:: Records shown ::

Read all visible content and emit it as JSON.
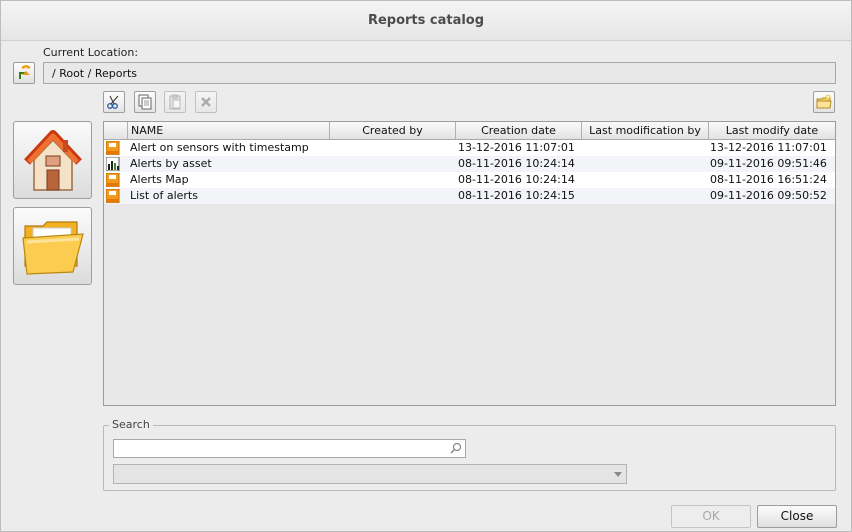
{
  "window": {
    "title": "Reports catalog"
  },
  "location": {
    "label": "Current Location:",
    "path": "/ Root / Reports"
  },
  "toolbar": {
    "cut_icon": "scissors-icon",
    "copy_icon": "copy-icon",
    "paste_icon": "paste-icon",
    "delete_icon": "delete-x-icon",
    "new_folder_icon": "new-folder-icon"
  },
  "sidebar": {
    "home_icon": "home-icon",
    "folder_icon": "folder-icon"
  },
  "table": {
    "headers": [
      "NAME",
      "Created by",
      "Creation date",
      "Last modification by",
      "Last modify date"
    ],
    "rows": [
      {
        "icon": "report-icon",
        "name": "Alert on sensors with timestamp",
        "created_by": "",
        "creation_date": "13-12-2016  11:07:01",
        "modified_by": "",
        "modify_date": "13-12-2016  11:07:01"
      },
      {
        "icon": "chart-report-icon",
        "name": "Alerts by asset",
        "created_by": "",
        "creation_date": "08-11-2016  10:24:14",
        "modified_by": "",
        "modify_date": "09-11-2016  09:51:46"
      },
      {
        "icon": "report-icon",
        "name": "Alerts Map",
        "created_by": "",
        "creation_date": "08-11-2016  10:24:14",
        "modified_by": "",
        "modify_date": "08-11-2016  16:51:24"
      },
      {
        "icon": "report-icon",
        "name": "List of alerts",
        "created_by": "",
        "creation_date": "08-11-2016  10:24:15",
        "modified_by": "",
        "modify_date": "09-11-2016  09:50:52"
      }
    ]
  },
  "search": {
    "label": "Search",
    "value": "",
    "combo_value": ""
  },
  "buttons": {
    "ok": "OK",
    "close": "Close"
  },
  "colors": {
    "accent_orange": "#f29a1e",
    "row_alt": "#f2f4f8"
  }
}
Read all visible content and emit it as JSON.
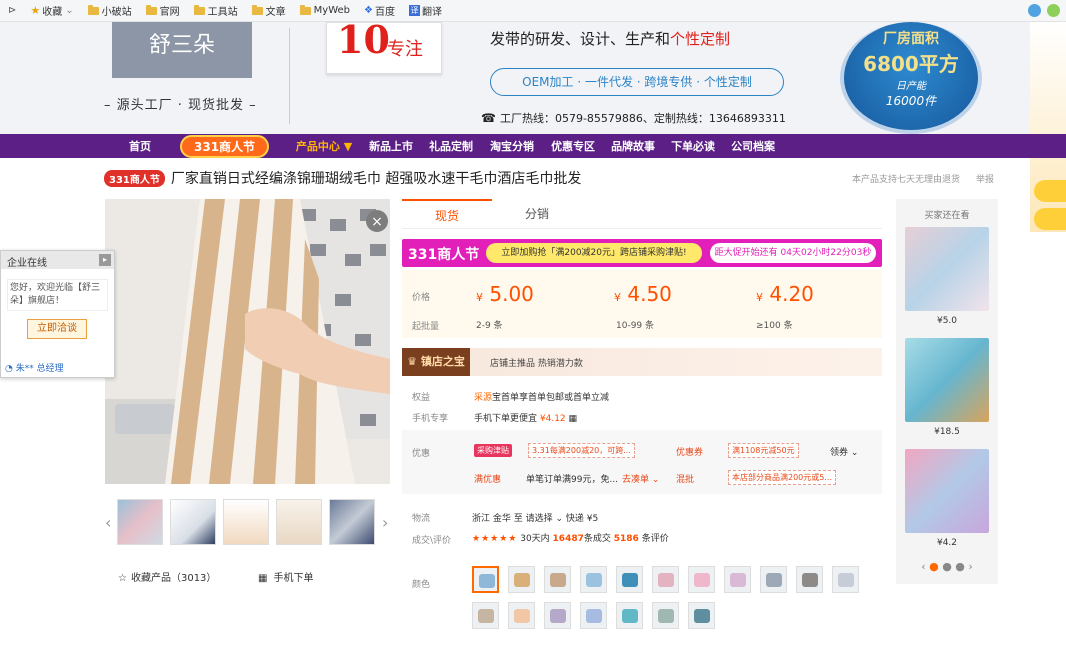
{
  "bookmarks": {
    "items": [
      {
        "label": "收藏",
        "icon": "star-icon"
      },
      {
        "label": "小破站",
        "icon": "folder-icon"
      },
      {
        "label": "官网",
        "icon": "folder-icon"
      },
      {
        "label": "工具站",
        "icon": "folder-icon"
      },
      {
        "label": "文章",
        "icon": "folder-icon"
      },
      {
        "label": "MyWeb",
        "icon": "folder-icon"
      },
      {
        "label": "百度",
        "icon": "baidu-icon"
      },
      {
        "label": "翻译",
        "icon": "translate-icon"
      }
    ]
  },
  "banner": {
    "logo_text": "舒三朵",
    "tagline": "– 源头工厂 · 现货批发 –",
    "badge_number": "10",
    "badge_text": "专注",
    "slogan_pre": "发带的研发、设计、生产和",
    "slogan_highlight": "个性定制",
    "oem": "OEM加工 · 一件代发 · 跨境专供 · 个性定制",
    "hotline": "工厂热线：0579-85579886、定制热线：13646893311",
    "circle_line1": "厂房面积",
    "circle_line2": "6800平方",
    "circle_line3": "日产能",
    "circle_line4": "16000件"
  },
  "nav": {
    "items": [
      "首页",
      "331商人节",
      "产品中心 ▼",
      "新品上市",
      "礼品定制",
      "淘宝分销",
      "优惠专区",
      "品牌故事",
      "下单必读",
      "公司档案"
    ]
  },
  "product": {
    "tag": "331商人节",
    "title": "厂家直销日式经编涤锦珊瑚绒毛巾 超强吸水速干毛巾酒店毛巾批发",
    "note": "本产品支持七天无理由退货",
    "report": "举报"
  },
  "gallery": {
    "favorite": "收藏产品（3013）",
    "mobile_order": "手机下单"
  },
  "chat": {
    "header": "企业在线",
    "message": "您好，欢迎光临【舒三朵】旗舰店！",
    "button": "立即洽谈",
    "manager": "朱** 总经理"
  },
  "tabs": [
    "现货",
    "分销"
  ],
  "promo": {
    "label": "331商人节",
    "middle": "立即加购抢「满200减20元」跨店铺采购津贴!",
    "right": "距大促开始还有 04天02小时22分03秒"
  },
  "pricing": {
    "price_label": "价格",
    "moq_label": "起批量",
    "currency": "¥",
    "tiers": [
      {
        "price": "5.00",
        "qty": "2-9 条"
      },
      {
        "price": "4.50",
        "qty": "10-99 条"
      },
      {
        "price": "4.20",
        "qty": "≥100 条"
      }
    ]
  },
  "shop": {
    "badge": "镇店之宝",
    "text": "店铺主推品   热销潜力款"
  },
  "rights": {
    "label": "权益",
    "tag": "采源",
    "text": "宝首单享首单包邮或首单立减"
  },
  "mobile": {
    "label": "手机专享",
    "text": "手机下单更便宜",
    "price": "¥4.12"
  },
  "discounts": {
    "label": "优惠",
    "tag": "采购津贴",
    "coupon1": "3.31每满200减20，可跨...",
    "coupon_label1": "优惠券",
    "coupon2": "满1108元减50元",
    "more1": "领券",
    "label2": "满优惠",
    "text2": "单笔订单满99元，免...",
    "more2": "去凑单",
    "label3": "混批",
    "coupon3": "本店部分商品满200元或5..."
  },
  "logistics": {
    "label": "物流",
    "from": "浙江 金华",
    "to_word": "至",
    "to": "请选择",
    "express": "快递 ¥5"
  },
  "reviews": {
    "label": "成交\\评价",
    "stars": "★★★★★",
    "sold_pre": "30天内",
    "sold_num": "16487",
    "sold_post": "条成交",
    "review_num": "5186",
    "review_post": "条评价"
  },
  "colors": {
    "label": "颜色",
    "swatches": [
      "#8fb8d8",
      "#d9b07a",
      "#c9a98c",
      "#9bc3e0",
      "#3f8fb8",
      "#e3b3c2",
      "#f0b6c9",
      "#d9b9d5",
      "#9da9b6",
      "#8e8a87",
      "#c7cdd6",
      "#c6b5a3",
      "#f1c7a5",
      "#b6a8c9",
      "#a7bce0",
      "#63b8c8",
      "#a0b7b2",
      "#5f8f9e"
    ]
  },
  "recommend": {
    "title": "买家还在看",
    "items": [
      {
        "price": "¥5.0"
      },
      {
        "price": "¥18.5"
      },
      {
        "price": "¥4.2"
      }
    ]
  }
}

:::

Goal:
All the lines above are to be given again exactly as they read, with the pictures removed.

Output below:
Read all visible content and emit it as JSON.
{
  "window": {
    "title": "Reports catalog"
  },
  "location": {
    "label": "Current Location:",
    "path": "/ Root / Reports"
  },
  "toolbar": {
    "cut_icon": "scissors-icon",
    "copy_icon": "copy-icon",
    "paste_icon": "paste-icon",
    "delete_icon": "delete-x-icon",
    "new_folder_icon": "new-folder-icon"
  },
  "sidebar": {
    "home_icon": "home-icon",
    "folder_icon": "folder-icon"
  },
  "table": {
    "headers": [
      "NAME",
      "Created by",
      "Creation date",
      "Last modification by",
      "Last modify date"
    ],
    "rows": [
      {
        "icon": "report-icon",
        "name": "Alert on sensors with timestamp",
        "created_by": "",
        "creation_date": "13-12-2016  11:07:01",
        "modified_by": "",
        "modify_date": "13-12-2016  11:07:01"
      },
      {
        "icon": "chart-report-icon",
        "name": "Alerts by asset",
        "created_by": "",
        "creation_date": "08-11-2016  10:24:14",
        "modified_by": "",
        "modify_date": "09-11-2016  09:51:46"
      },
      {
        "icon": "report-icon",
        "name": "Alerts Map",
        "created_by": "",
        "creation_date": "08-11-2016  10:24:14",
        "modified_by": "",
        "modify_date": "08-11-2016  16:51:24"
      },
      {
        "icon": "report-icon",
        "name": "List of alerts",
        "created_by": "",
        "creation_date": "08-11-2016  10:24:15",
        "modified_by": "",
        "modify_date": "09-11-2016  09:50:52"
      }
    ]
  },
  "search": {
    "label": "Search",
    "value": "",
    "combo_value": ""
  },
  "buttons": {
    "ok": "OK",
    "close": "Close"
  },
  "colors": {
    "accent_orange": "#f29a1e",
    "row_alt": "#f2f4f8"
  }
}
Read all visible content and emit it as JSON.
{
  "bookmarks": {
    "items": [
      {
        "label": "收藏",
        "icon": "star-icon"
      },
      {
        "label": "小破站",
        "icon": "folder-icon"
      },
      {
        "label": "官网",
        "icon": "folder-icon"
      },
      {
        "label": "工具站",
        "icon": "folder-icon"
      },
      {
        "label": "文章",
        "icon": "folder-icon"
      },
      {
        "label": "MyWeb",
        "icon": "folder-icon"
      },
      {
        "label": "百度",
        "icon": "baidu-icon"
      },
      {
        "label": "翻译",
        "icon": "translate-icon"
      }
    ]
  },
  "banner": {
    "logo_text": "舒三朵",
    "tagline": "– 源头工厂 · 现货批发 –",
    "badge_number": "10",
    "badge_text": "专注",
    "slogan_pre": "发带的研发、设计、生产和",
    "slogan_highlight": "个性定制",
    "oem": "OEM加工 · 一件代发 · 跨境专供 · 个性定制",
    "hotline": "工厂热线：0579-85579886、定制热线：13646893311",
    "circle_line1": "厂房面积",
    "circle_line2": "6800平方",
    "circle_line3": "日产能",
    "circle_line4": "16000件"
  },
  "nav": {
    "items": [
      "首页",
      "331商人节",
      "产品中心 ▼",
      "新品上市",
      "礼品定制",
      "淘宝分销",
      "优惠专区",
      "品牌故事",
      "下单必读",
      "公司档案"
    ]
  },
  "product": {
    "tag": "331商人节",
    "title": "厂家直销日式经编涤锦珊瑚绒毛巾 超强吸水速干毛巾酒店毛巾批发",
    "note": "本产品支持七天无理由退货",
    "report": "举报"
  },
  "gallery": {
    "favorite": "收藏产品（3013）",
    "mobile_order": "手机下单"
  },
  "chat": {
    "header": "企业在线",
    "message": "您好，欢迎光临【舒三朵】旗舰店！",
    "button": "立即洽谈",
    "manager": "朱** 总经理"
  },
  "tabs": [
    "现货",
    "分销"
  ],
  "promo": {
    "label": "331商人节",
    "middle": "立即加购抢「满200减20元」跨店铺采购津贴!",
    "right": "距大促开始还有 04天02小时22分03秒"
  },
  "pricing": {
    "price_label": "价格",
    "moq_label": "起批量",
    "currency": "¥",
    "tiers": [
      {
        "price": "5.00",
        "qty": "2-9 条"
      },
      {
        "price": "4.50",
        "qty": "10-99 条"
      },
      {
        "price": "4.20",
        "qty": "≥100 条"
      }
    ]
  },
  "shop": {
    "badge": "镇店之宝",
    "text": "店铺主推品   热销潜力款"
  },
  "rights": {
    "label": "权益",
    "tag": "采源",
    "text": "宝首单享首单包邮或首单立减"
  },
  "mobile": {
    "label": "手机专享",
    "text": "手机下单更便宜",
    "price": "¥4.12"
  },
  "discounts": {
    "label": "优惠",
    "tag": "采购津贴",
    "coupon1": "3.31每满200减20，可跨...",
    "coupon_label1": "优惠券",
    "coupon2": "满1108元减50元",
    "more1": "领券",
    "label2": "满优惠",
    "text2": "单笔订单满99元，免...",
    "more2": "去凑单",
    "label3": "混批",
    "coupon3": "本店部分商品满200元或5..."
  },
  "logistics": {
    "label": "物流",
    "from": "浙江 金华",
    "to_word": "至",
    "to": "请选择",
    "express": "快递 ¥5"
  },
  "reviews": {
    "label": "成交\\评价",
    "stars": "★★★★★",
    "sold_pre": "30天内",
    "sold_num": "16487",
    "sold_post": "条成交",
    "review_num": "5186",
    "review_post": "条评价"
  },
  "colors": {
    "label": "颜色",
    "swatches": [
      "#8fb8d8",
      "#d9b07a",
      "#c9a98c",
      "#9bc3e0",
      "#3f8fb8",
      "#e3b3c2",
      "#f0b6c9",
      "#d9b9d5",
      "#9da9b6",
      "#8e8a87",
      "#c7cdd6",
      "#c6b5a3",
      "#f1c7a5",
      "#b6a8c9",
      "#a7bce0",
      "#63b8c8",
      "#a0b7b2",
      "#5f8f9e"
    ]
  },
  "recommend": {
    "title": "买家还在看",
    "items": [
      {
        "price": "¥5.0"
      },
      {
        "price": "¥18.5"
      },
      {
        "price": "¥4.2"
      }
    ]
  }
}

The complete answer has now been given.